** BEGIN SUPPLIED MATERIAL **
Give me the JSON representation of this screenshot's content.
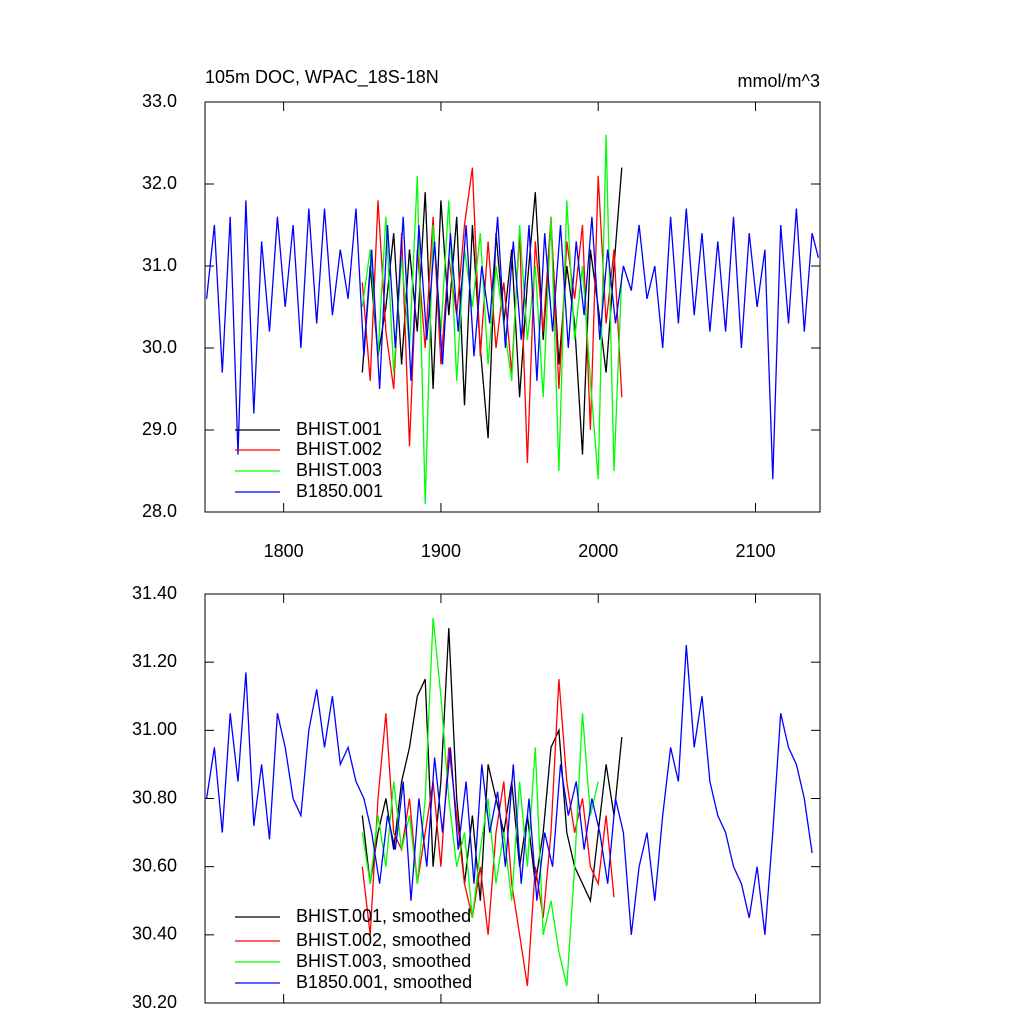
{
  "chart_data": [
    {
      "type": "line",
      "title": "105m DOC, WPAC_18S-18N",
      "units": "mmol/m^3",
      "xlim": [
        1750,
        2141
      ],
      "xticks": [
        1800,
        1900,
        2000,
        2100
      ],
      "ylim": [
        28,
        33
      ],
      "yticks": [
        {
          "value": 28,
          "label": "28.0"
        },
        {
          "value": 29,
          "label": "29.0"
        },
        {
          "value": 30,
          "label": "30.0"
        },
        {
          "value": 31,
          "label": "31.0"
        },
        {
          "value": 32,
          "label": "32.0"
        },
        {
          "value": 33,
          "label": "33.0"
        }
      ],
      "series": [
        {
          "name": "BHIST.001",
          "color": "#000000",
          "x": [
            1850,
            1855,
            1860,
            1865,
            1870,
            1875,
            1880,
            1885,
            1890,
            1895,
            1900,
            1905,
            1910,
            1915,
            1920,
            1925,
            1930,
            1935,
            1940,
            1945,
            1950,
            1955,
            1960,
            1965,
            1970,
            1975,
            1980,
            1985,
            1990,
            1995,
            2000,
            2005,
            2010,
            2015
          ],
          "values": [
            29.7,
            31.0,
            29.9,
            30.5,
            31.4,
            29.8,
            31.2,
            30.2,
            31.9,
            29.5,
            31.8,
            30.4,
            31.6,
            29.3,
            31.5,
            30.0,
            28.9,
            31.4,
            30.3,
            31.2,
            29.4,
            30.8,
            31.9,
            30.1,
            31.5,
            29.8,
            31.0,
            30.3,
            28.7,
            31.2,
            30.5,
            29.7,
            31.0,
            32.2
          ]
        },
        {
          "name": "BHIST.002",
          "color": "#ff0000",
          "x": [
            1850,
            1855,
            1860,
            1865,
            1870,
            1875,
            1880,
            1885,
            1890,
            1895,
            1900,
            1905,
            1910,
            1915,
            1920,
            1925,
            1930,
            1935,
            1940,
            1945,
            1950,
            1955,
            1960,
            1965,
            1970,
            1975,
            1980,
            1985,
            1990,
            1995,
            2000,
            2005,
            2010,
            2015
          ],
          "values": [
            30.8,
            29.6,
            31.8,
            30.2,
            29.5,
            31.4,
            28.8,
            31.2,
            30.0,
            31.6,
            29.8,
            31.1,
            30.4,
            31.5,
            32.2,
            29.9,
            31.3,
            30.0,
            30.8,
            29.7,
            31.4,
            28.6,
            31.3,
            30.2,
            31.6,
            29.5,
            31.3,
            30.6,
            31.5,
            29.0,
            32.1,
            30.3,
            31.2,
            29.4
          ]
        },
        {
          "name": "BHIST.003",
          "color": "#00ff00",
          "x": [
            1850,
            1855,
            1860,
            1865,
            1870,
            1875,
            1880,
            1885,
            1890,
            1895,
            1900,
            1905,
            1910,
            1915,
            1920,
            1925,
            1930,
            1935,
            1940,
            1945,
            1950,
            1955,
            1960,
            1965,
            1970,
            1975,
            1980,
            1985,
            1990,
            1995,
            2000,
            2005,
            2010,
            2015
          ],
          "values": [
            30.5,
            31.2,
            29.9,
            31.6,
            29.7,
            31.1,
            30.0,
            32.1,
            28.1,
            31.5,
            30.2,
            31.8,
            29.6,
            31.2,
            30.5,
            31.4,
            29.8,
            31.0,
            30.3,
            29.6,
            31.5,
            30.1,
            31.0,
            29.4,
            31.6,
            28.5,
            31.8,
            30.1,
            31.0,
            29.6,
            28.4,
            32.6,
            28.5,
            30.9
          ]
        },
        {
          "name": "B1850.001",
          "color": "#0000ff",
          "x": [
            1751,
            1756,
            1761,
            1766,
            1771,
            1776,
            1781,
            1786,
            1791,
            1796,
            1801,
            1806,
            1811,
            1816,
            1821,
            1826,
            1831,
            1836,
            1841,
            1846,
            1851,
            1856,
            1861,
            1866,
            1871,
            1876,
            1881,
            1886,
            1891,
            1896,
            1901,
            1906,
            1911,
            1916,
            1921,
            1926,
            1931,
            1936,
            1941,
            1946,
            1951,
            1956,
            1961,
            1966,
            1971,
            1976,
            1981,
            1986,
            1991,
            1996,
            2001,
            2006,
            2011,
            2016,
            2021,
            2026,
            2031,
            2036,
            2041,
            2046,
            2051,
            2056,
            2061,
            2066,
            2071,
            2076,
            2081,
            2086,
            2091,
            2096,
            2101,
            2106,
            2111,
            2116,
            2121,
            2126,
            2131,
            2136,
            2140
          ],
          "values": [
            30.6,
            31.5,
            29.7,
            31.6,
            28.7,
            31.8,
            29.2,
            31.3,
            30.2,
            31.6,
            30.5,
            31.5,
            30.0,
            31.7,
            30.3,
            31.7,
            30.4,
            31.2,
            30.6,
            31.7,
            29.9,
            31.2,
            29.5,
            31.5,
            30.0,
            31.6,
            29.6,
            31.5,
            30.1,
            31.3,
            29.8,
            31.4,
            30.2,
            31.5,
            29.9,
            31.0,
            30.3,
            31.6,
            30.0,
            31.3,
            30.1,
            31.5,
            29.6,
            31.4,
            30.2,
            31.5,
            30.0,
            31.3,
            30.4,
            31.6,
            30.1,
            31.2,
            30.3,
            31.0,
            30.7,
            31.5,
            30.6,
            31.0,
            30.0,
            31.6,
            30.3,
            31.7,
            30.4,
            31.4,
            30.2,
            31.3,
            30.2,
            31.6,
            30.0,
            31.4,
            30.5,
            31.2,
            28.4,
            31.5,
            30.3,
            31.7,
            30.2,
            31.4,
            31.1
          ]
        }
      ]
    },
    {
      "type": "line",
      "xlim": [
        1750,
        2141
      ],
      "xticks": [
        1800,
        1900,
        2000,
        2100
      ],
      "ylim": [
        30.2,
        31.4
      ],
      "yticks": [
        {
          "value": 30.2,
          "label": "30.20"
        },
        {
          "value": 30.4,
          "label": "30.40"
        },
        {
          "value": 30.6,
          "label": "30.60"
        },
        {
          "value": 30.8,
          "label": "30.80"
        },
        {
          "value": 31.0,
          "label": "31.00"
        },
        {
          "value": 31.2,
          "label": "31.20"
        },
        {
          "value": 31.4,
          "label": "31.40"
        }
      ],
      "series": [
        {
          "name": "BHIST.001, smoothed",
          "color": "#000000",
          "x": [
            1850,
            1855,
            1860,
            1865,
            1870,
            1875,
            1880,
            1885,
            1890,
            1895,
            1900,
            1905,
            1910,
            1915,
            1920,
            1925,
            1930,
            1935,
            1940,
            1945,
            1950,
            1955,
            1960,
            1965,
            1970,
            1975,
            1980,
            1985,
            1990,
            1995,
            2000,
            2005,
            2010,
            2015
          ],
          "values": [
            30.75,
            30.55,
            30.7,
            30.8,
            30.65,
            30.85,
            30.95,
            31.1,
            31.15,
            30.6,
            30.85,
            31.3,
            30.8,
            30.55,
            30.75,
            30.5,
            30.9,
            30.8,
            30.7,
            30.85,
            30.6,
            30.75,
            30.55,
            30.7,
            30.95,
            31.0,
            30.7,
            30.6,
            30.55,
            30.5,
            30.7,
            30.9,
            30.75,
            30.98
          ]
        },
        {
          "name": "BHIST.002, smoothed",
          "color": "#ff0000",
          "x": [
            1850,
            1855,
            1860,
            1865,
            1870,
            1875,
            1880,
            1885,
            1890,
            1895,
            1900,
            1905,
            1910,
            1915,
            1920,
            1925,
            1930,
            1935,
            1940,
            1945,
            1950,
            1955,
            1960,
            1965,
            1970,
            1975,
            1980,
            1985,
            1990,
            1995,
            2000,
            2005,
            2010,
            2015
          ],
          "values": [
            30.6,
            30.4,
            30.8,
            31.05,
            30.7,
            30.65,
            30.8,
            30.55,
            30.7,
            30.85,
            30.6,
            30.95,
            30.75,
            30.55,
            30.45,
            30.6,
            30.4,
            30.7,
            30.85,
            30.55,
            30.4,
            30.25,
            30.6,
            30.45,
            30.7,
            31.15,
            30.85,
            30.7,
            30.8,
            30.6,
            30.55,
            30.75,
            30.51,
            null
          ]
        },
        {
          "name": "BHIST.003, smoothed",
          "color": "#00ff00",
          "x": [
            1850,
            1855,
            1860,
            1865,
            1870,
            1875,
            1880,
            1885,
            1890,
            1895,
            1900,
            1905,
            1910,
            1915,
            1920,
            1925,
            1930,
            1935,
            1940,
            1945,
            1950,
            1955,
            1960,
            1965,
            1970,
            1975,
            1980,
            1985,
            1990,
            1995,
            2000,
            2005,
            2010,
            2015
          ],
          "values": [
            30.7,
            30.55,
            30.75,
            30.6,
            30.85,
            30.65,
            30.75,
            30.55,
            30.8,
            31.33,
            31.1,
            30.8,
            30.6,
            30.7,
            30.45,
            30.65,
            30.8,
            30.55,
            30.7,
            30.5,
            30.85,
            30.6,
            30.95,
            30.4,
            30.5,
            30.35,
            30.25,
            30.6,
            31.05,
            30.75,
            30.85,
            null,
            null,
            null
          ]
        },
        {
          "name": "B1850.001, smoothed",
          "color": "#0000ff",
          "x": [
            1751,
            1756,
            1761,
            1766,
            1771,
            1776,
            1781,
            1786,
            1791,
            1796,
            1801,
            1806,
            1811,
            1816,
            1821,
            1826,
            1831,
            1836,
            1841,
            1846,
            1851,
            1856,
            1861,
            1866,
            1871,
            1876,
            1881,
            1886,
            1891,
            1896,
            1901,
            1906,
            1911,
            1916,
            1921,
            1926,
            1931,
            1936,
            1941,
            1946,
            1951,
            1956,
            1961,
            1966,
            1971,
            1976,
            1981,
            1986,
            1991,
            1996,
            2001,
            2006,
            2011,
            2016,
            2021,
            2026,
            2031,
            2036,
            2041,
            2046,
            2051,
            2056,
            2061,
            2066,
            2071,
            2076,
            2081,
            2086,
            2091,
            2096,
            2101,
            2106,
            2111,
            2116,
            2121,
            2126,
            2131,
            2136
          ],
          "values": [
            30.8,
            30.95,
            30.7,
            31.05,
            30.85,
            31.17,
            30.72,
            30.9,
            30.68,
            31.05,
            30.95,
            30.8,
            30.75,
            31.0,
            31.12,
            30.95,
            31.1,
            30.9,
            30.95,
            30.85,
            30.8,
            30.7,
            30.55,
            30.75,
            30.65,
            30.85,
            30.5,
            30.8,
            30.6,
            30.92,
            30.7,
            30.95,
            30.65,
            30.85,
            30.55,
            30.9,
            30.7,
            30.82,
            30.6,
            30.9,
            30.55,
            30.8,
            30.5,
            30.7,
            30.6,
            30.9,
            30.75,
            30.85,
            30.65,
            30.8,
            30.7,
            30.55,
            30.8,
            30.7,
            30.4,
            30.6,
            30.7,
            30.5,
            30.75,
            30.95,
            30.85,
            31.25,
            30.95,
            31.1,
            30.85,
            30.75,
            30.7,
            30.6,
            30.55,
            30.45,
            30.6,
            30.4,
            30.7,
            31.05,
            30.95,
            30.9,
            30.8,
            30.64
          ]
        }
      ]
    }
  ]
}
** END SUPPLIED MATERIAL **
EXERCISE GOAL | Within the listing above, copy each line that has the string "BHIST".

WRITTEN SOLUTION |
          "name": "BHIST.001",
          "name": "BHIST.002",
          "name": "BHIST.003",
          "name": "BHIST.001, smoothed",
          "name": "BHIST.002, smoothed",
          "name": "BHIST.003, smoothed",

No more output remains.